Figure content listings:
-- begin --

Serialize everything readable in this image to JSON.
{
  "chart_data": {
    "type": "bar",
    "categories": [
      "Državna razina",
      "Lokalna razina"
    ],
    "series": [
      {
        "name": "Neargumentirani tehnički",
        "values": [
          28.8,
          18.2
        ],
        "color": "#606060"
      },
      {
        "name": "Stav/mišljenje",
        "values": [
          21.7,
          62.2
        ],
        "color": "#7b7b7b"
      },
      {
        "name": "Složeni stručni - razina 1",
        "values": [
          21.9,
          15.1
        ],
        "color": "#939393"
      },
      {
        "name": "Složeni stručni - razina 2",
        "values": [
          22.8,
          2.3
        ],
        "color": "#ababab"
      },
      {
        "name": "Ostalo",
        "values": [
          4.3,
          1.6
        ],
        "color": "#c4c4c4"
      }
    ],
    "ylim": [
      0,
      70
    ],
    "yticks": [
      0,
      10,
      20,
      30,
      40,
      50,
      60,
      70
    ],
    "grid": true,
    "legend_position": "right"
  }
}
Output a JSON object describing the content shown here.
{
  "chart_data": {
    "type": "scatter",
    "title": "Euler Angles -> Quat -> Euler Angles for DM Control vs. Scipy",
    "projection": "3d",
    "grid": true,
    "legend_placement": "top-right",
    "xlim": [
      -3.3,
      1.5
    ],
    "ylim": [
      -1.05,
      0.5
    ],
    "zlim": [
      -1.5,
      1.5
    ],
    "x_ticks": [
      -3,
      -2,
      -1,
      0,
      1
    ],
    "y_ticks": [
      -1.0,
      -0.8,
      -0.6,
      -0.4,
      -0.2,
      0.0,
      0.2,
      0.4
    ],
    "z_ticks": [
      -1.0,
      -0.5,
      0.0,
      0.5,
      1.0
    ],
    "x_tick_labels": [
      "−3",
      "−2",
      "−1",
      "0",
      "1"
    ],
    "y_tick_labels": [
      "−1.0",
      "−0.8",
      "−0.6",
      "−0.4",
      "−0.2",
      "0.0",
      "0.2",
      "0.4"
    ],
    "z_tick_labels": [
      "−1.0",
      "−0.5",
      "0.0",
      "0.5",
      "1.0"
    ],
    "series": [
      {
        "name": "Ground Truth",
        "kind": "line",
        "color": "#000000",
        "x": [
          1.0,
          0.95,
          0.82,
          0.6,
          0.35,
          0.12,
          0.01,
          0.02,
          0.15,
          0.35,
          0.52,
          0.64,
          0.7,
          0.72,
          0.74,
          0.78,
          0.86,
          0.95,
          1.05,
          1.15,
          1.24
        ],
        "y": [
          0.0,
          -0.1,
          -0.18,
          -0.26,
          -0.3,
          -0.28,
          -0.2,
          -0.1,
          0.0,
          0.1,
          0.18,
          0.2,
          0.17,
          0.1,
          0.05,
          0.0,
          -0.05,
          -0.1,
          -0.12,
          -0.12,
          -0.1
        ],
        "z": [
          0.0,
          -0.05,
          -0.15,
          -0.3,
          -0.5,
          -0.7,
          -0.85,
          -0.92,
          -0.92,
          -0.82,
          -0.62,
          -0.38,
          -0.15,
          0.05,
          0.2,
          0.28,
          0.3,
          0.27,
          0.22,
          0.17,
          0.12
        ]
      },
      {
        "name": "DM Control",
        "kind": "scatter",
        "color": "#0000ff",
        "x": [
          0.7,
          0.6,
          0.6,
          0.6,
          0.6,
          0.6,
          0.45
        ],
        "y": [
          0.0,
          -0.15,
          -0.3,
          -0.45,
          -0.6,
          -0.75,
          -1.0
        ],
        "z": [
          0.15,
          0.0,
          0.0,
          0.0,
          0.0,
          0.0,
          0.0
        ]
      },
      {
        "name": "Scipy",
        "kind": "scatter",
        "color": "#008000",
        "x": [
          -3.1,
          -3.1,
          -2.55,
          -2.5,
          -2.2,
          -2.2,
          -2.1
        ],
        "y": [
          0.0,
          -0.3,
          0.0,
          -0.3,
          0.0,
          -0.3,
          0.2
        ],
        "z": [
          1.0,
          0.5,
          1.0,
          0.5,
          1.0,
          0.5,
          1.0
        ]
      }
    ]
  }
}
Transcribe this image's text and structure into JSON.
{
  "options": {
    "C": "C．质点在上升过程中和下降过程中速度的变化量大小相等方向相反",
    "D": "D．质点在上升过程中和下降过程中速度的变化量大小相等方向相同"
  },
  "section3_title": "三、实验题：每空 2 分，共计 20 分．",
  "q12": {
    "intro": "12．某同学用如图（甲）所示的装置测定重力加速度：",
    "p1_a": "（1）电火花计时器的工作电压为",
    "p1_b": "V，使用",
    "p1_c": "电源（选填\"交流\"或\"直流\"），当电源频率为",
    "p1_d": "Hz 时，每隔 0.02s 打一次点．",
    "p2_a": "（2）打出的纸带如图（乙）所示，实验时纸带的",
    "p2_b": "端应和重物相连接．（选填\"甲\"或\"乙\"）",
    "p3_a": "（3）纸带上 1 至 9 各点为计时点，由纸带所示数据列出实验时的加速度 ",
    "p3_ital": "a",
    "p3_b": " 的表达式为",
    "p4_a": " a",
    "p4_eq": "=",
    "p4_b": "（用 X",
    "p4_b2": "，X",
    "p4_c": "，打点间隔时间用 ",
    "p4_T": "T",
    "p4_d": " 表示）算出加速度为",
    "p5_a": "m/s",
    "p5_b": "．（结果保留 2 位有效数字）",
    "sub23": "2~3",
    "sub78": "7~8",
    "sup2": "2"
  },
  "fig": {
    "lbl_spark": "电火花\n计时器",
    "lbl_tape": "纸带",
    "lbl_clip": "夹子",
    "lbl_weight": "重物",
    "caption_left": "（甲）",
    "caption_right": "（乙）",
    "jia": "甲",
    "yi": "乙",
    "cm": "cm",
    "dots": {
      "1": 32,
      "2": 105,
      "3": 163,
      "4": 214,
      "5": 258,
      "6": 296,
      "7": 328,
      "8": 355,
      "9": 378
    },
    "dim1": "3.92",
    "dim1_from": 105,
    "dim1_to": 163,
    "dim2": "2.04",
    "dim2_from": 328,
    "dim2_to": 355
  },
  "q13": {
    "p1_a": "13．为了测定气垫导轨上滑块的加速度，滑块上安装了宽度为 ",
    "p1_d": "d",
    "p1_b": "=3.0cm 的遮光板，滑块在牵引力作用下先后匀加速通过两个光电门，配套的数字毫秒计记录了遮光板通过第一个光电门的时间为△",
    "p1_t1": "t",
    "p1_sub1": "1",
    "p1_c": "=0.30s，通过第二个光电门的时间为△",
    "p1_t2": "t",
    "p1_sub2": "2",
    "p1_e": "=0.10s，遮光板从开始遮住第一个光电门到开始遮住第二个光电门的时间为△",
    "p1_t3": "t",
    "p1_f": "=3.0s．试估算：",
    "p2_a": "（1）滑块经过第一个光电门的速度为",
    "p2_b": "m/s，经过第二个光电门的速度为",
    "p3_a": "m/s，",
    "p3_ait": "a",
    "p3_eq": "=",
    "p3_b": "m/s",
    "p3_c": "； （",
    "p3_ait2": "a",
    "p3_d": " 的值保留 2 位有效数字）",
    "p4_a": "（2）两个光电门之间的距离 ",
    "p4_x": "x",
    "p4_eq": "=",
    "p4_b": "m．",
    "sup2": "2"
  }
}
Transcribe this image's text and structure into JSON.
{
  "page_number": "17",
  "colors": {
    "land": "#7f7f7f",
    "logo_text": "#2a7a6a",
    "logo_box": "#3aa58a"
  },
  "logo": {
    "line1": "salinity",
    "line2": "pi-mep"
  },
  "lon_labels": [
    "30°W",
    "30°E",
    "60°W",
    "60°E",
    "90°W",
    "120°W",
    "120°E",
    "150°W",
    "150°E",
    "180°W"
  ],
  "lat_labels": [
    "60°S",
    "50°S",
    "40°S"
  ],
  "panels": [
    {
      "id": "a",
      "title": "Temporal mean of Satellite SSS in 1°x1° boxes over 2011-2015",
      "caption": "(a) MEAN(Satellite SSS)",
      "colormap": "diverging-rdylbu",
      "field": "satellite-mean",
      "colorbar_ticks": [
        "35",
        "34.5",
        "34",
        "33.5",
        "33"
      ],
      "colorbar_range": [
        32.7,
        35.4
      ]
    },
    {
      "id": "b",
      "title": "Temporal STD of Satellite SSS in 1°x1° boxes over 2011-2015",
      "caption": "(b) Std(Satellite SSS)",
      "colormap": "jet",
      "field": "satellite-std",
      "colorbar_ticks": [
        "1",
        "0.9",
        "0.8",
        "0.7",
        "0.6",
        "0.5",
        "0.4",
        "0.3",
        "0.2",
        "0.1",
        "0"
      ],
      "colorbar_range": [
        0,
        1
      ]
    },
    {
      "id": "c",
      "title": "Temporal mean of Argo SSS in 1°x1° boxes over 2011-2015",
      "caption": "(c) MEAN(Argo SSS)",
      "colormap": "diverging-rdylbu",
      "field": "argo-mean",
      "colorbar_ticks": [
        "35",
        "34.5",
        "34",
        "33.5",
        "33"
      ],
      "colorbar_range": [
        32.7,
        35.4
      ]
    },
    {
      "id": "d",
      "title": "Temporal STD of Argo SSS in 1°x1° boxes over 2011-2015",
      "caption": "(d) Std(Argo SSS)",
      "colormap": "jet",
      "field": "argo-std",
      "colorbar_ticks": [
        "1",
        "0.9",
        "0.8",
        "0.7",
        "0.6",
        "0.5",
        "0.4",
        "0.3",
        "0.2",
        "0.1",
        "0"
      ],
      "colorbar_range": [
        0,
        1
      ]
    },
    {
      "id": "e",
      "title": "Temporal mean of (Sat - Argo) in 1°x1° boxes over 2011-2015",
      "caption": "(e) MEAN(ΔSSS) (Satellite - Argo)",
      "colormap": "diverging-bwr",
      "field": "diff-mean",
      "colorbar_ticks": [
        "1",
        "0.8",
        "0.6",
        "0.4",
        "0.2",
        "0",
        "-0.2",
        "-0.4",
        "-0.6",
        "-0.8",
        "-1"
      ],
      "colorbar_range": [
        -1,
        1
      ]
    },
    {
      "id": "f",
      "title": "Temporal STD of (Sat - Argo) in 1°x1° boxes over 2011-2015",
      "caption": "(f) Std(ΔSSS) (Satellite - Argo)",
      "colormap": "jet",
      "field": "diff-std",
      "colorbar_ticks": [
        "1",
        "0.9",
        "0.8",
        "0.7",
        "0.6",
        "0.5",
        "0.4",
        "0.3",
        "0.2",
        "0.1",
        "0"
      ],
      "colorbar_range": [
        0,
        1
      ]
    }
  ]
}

-- end --

TASK GOAL
Look above for lines with the word "Scipy" and copy them all.

TASK ANSWER
    "title": "Euler Angles -> Quat -> Euler Angles for DM Control vs. Scipy",
        "name": "Scipy",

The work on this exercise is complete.